Stated problem> Copy each entry as it stands, leaving nothing out.

Data rows>

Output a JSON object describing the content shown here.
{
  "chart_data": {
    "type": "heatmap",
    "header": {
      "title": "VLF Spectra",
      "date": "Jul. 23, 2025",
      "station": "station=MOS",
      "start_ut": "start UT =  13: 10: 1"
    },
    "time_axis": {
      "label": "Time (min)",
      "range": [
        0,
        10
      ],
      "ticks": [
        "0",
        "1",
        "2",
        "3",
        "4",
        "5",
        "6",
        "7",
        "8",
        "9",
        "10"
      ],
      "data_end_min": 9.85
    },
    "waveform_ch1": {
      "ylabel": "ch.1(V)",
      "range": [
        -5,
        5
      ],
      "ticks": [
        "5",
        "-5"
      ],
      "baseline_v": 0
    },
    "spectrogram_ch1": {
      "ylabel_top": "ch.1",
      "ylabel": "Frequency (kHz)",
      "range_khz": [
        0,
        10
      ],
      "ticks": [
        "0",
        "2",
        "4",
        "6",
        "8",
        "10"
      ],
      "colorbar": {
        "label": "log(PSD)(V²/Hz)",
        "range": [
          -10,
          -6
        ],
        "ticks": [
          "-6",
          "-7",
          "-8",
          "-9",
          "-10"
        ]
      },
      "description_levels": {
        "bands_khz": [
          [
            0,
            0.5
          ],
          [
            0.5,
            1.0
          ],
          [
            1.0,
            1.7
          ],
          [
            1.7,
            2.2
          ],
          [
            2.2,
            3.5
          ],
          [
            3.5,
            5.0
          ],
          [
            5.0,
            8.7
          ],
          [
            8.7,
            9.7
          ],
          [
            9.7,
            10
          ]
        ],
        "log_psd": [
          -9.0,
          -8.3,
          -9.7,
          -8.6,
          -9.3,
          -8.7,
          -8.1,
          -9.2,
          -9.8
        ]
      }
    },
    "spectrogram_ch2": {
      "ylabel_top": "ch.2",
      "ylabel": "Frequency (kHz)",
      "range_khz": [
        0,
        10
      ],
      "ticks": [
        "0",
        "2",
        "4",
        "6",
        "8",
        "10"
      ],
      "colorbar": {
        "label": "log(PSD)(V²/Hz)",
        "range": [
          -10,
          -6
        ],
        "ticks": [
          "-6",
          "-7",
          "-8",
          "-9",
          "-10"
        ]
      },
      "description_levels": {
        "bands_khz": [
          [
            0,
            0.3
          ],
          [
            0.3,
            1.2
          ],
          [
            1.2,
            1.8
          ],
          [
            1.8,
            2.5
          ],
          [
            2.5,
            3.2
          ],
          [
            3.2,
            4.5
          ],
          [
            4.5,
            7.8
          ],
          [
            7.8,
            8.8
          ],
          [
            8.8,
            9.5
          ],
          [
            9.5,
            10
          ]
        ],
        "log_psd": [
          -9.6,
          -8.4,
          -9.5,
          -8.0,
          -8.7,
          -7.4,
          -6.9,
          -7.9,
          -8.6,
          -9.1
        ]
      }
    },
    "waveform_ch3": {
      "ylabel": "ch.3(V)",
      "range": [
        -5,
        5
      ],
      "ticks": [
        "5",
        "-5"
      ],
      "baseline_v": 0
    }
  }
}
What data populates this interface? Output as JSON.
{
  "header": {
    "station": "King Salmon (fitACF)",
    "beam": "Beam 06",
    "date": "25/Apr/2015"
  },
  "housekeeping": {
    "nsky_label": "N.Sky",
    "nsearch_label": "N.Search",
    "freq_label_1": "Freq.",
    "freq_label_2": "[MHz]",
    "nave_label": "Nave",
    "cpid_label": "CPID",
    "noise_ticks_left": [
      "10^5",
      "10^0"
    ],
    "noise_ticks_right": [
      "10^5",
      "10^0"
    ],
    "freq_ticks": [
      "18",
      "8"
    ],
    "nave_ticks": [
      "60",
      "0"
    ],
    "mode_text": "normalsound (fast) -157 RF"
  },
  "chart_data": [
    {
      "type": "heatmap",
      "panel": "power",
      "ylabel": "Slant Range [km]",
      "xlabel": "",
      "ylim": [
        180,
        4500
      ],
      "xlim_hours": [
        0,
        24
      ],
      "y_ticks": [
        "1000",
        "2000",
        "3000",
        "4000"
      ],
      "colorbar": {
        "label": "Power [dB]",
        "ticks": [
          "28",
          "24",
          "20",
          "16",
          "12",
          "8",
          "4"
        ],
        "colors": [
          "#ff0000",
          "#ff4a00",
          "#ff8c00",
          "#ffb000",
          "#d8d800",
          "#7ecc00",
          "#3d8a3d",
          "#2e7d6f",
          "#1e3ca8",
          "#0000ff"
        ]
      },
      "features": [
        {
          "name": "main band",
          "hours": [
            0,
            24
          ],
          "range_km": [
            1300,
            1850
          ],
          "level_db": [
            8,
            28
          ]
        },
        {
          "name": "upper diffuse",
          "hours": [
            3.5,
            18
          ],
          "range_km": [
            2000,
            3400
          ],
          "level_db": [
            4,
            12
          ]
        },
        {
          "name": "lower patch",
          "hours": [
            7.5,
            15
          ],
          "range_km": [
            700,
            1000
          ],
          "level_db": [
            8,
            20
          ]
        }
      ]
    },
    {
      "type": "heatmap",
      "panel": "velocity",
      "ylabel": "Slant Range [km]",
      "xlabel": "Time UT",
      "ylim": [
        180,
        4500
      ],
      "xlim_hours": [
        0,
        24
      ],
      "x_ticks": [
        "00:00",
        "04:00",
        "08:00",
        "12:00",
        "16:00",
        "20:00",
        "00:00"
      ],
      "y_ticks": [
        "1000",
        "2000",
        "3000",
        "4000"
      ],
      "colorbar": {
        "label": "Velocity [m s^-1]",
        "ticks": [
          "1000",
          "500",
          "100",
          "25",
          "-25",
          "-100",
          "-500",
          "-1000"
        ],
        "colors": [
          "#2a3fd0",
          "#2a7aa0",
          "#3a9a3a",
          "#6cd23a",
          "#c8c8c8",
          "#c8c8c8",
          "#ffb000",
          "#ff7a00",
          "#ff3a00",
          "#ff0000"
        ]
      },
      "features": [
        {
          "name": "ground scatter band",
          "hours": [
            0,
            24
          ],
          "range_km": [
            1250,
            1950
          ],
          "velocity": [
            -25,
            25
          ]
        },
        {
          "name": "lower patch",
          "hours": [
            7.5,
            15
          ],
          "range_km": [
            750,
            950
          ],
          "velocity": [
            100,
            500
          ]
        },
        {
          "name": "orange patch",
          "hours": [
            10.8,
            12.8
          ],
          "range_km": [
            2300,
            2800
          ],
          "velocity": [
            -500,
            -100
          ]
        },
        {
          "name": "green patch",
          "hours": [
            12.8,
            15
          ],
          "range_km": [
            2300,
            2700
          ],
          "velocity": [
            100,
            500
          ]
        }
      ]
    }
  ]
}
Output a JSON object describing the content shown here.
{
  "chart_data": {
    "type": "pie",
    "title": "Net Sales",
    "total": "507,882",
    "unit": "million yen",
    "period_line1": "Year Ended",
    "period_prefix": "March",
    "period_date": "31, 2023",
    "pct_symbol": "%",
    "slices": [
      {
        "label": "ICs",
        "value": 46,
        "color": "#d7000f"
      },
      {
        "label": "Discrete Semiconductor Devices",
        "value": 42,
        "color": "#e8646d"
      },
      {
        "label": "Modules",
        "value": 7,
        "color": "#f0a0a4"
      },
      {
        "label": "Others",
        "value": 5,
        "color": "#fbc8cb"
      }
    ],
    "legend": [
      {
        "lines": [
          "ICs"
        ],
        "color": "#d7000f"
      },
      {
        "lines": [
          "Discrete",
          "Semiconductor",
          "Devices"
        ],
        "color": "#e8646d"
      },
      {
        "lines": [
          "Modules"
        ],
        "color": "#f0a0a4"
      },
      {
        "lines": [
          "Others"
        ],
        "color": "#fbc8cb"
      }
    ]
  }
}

Result of this exercise>
Output a JSON object describing the content shown here.
{
  "chart_data": {
    "type": "heatmap",
    "header": {
      "title": "VLF Spectra",
      "date": "Jul. 23, 2025",
      "station": "station=MOS",
      "start_ut": "start UT =  13: 10: 1"
    },
    "time_axis": {
      "label": "Time (min)",
      "range": [
        0,
        10
      ],
      "ticks": [
        "0",
        "1",
        "2",
        "3",
        "4",
        "5",
        "6",
        "7",
        "8",
        "9",
        "10"
      ],
      "data_end_min": 9.85
    },
    "waveform_ch1": {
      "ylabel": "ch.1(V)",
      "range": [
        -5,
        5
      ],
      "ticks": [
        "5",
        "-5"
      ],
      "baseline_v": 0
    },
    "spectrogram_ch1": {
      "ylabel_top": "ch.1",
      "ylabel": "Frequency (kHz)",
      "range_khz": [
        0,
        10
      ],
      "ticks": [
        "0",
        "2",
        "4",
        "6",
        "8",
        "10"
      ],
      "colorbar": {
        "label": "log(PSD)(V²/Hz)",
        "range": [
          -10,
          -6
        ],
        "ticks": [
          "-6",
          "-7",
          "-8",
          "-9",
          "-10"
        ]
      },
      "description_levels": {
        "bands_khz": [
          [
            0,
            0.5
          ],
          [
            0.5,
            1.0
          ],
          [
            1.0,
            1.7
          ],
          [
            1.7,
            2.2
          ],
          [
            2.2,
            3.5
          ],
          [
            3.5,
            5.0
          ],
          [
            5.0,
            8.7
          ],
          [
            8.7,
            9.7
          ],
          [
            9.7,
            10
          ]
        ],
        "log_psd": [
          -9.0,
          -8.3,
          -9.7,
          -8.6,
          -9.3,
          -8.7,
          -8.1,
          -9.2,
          -9.8
        ]
      }
    },
    "spectrogram_ch2": {
      "ylabel_top": "ch.2",
      "ylabel": "Frequency (kHz)",
      "range_khz": [
        0,
        10
      ],
      "ticks": [
        "0",
        "2",
        "4",
        "6",
        "8",
        "10"
      ],
      "colorbar": {
        "label": "log(PSD)(V²/Hz)",
        "range": [
          -10,
          -6
        ],
        "ticks": [
          "-6",
          "-7",
          "-8",
          "-9",
          "-10"
        ]
      },
      "description_levels": {
        "bands_khz": [
          [
            0,
            0.3
          ],
          [
            0.3,
            1.2
          ],
          [
            1.2,
            1.8
          ],
          [
            1.8,
            2.5
          ],
          [
            2.5,
            3.2
          ],
          [
            3.2,
            4.5
          ],
          [
            4.5,
            7.8
          ],
          [
            7.8,
            8.8
          ],
          [
            8.8,
            9.5
          ],
          [
            9.5,
            10
          ]
        ],
        "log_psd": [
          -9.6,
          -8.4,
          -9.5,
          -8.0,
          -8.7,
          -7.4,
          -6.9,
          -7.9,
          -8.6,
          -9.1
        ]
      }
    },
    "waveform_ch3": {
      "ylabel": "ch.3(V)",
      "range": [
        -5,
        5
      ],
      "ticks": [
        "5",
        "-5"
      ],
      "baseline_v": 0
    }
  }
}
What data populates this interface? Output as JSON.
{
  "header": {
    "station": "King Salmon (fitACF)",
    "beam": "Beam 06",
    "date": "25/Apr/2015"
  },
  "housekeeping": {
    "nsky_label": "N.Sky",
    "nsearch_label": "N.Search",
    "freq_label_1": "Freq.",
    "freq_label_2": "[MHz]",
    "nave_label": "Nave",
    "cpid_label": "CPID",
    "noise_ticks_left": [
      "10^5",
      "10^0"
    ],
    "noise_ticks_right": [
      "10^5",
      "10^0"
    ],
    "freq_ticks": [
      "18",
      "8"
    ],
    "nave_ticks": [
      "60",
      "0"
    ],
    "mode_text": "normalsound (fast) -157 RF"
  },
  "chart_data": [
    {
      "type": "heatmap",
      "panel": "power",
      "ylabel": "Slant Range [km]",
      "xlabel": "",
      "ylim": [
        180,
        4500
      ],
      "xlim_hours": [
        0,
        24
      ],
      "y_ticks": [
        "1000",
        "2000",
        "3000",
        "4000"
      ],
      "colorbar": {
        "label": "Power [dB]",
        "ticks": [
          "28",
          "24",
          "20",
          "16",
          "12",
          "8",
          "4"
        ],
        "colors": [
          "#ff0000",
          "#ff4a00",
          "#ff8c00",
          "#ffb000",
          "#d8d800",
          "#7ecc00",
          "#3d8a3d",
          "#2e7d6f",
          "#1e3ca8",
          "#0000ff"
        ]
      },
      "features": [
        {
          "name": "main band",
          "hours": [
            0,
            24
          ],
          "range_km": [
            1300,
            1850
          ],
          "level_db": [
            8,
            28
          ]
        },
        {
          "name": "upper diffuse",
          "hours": [
            3.5,
            18
          ],
          "range_km": [
            2000,
            3400
          ],
          "level_db": [
            4,
            12
          ]
        },
        {
          "name": "lower patch",
          "hours": [
            7.5,
            15
          ],
          "range_km": [
            700,
            1000
          ],
          "level_db": [
            8,
            20
          ]
        }
      ]
    },
    {
      "type": "heatmap",
      "panel": "velocity",
      "ylabel": "Slant Range [km]",
      "xlabel": "Time UT",
      "ylim": [
        180,
        4500
      ],
      "xlim_hours": [
        0,
        24
      ],
      "x_ticks": [
        "00:00",
        "04:00",
        "08:00",
        "12:00",
        "16:00",
        "20:00",
        "00:00"
      ],
      "y_ticks": [
        "1000",
        "2000",
        "3000",
        "4000"
      ],
      "colorbar": {
        "label": "Velocity [m s^-1]",
        "ticks": [
          "1000",
          "500",
          "100",
          "25",
          "-25",
          "-100",
          "-500",
          "-1000"
        ],
        "colors": [
          "#2a3fd0",
          "#2a7aa0",
          "#3a9a3a",
          "#6cd23a",
          "#c8c8c8",
          "#c8c8c8",
          "#ffb000",
          "#ff7a00",
          "#ff3a00",
          "#ff0000"
        ]
      },
      "features": [
        {
          "name": "ground scatter band",
          "hours": [
            0,
            24
          ],
          "range_km": [
            1250,
            1950
          ],
          "velocity": [
            -25,
            25
          ]
        },
        {
          "name": "lower patch",
          "hours": [
            7.5,
            15
          ],
          "range_km": [
            750,
            950
          ],
          "velocity": [
            100,
            500
          ]
        },
        {
          "name": "orange patch",
          "hours": [
            10.8,
            12.8
          ],
          "range_km": [
            2300,
            2800
          ],
          "velocity": [
            -500,
            -100
          ]
        },
        {
          "name": "green patch",
          "hours": [
            12.8,
            15
          ],
          "range_km": [
            2300,
            2700
          ],
          "velocity": [
            100,
            500
          ]
        }
      ]
    }
  ]
}
Output a JSON object describing the content shown here.
{
  "chart_data": {
    "type": "pie",
    "title": "Net Sales",
    "total": "507,882",
    "unit": "million yen",
    "period_line1": "Year Ended",
    "period_prefix": "March",
    "period_date": "31, 2023",
    "pct_symbol": "%",
    "slices": [
      {
        "label": "ICs",
        "value": 46,
        "color": "#d7000f"
      },
      {
        "label": "Discrete Semiconductor Devices",
        "value": 42,
        "color": "#e8646d"
      },
      {
        "label": "Modules",
        "value": 7,
        "color": "#f0a0a4"
      },
      {
        "label": "Others",
        "value": 5,
        "color": "#fbc8cb"
      }
    ],
    "legend": [
      {
        "lines": [
          "ICs"
        ],
        "color": "#d7000f"
      },
      {
        "lines": [
          "Discrete",
          "Semiconductor",
          "Devices"
        ],
        "color": "#e8646d"
      },
      {
        "lines": [
          "Modules"
        ],
        "color": "#f0a0a4"
      },
      {
        "lines": [
          "Others"
        ],
        "color": "#fbc8cb"
      }
    ]
  }
}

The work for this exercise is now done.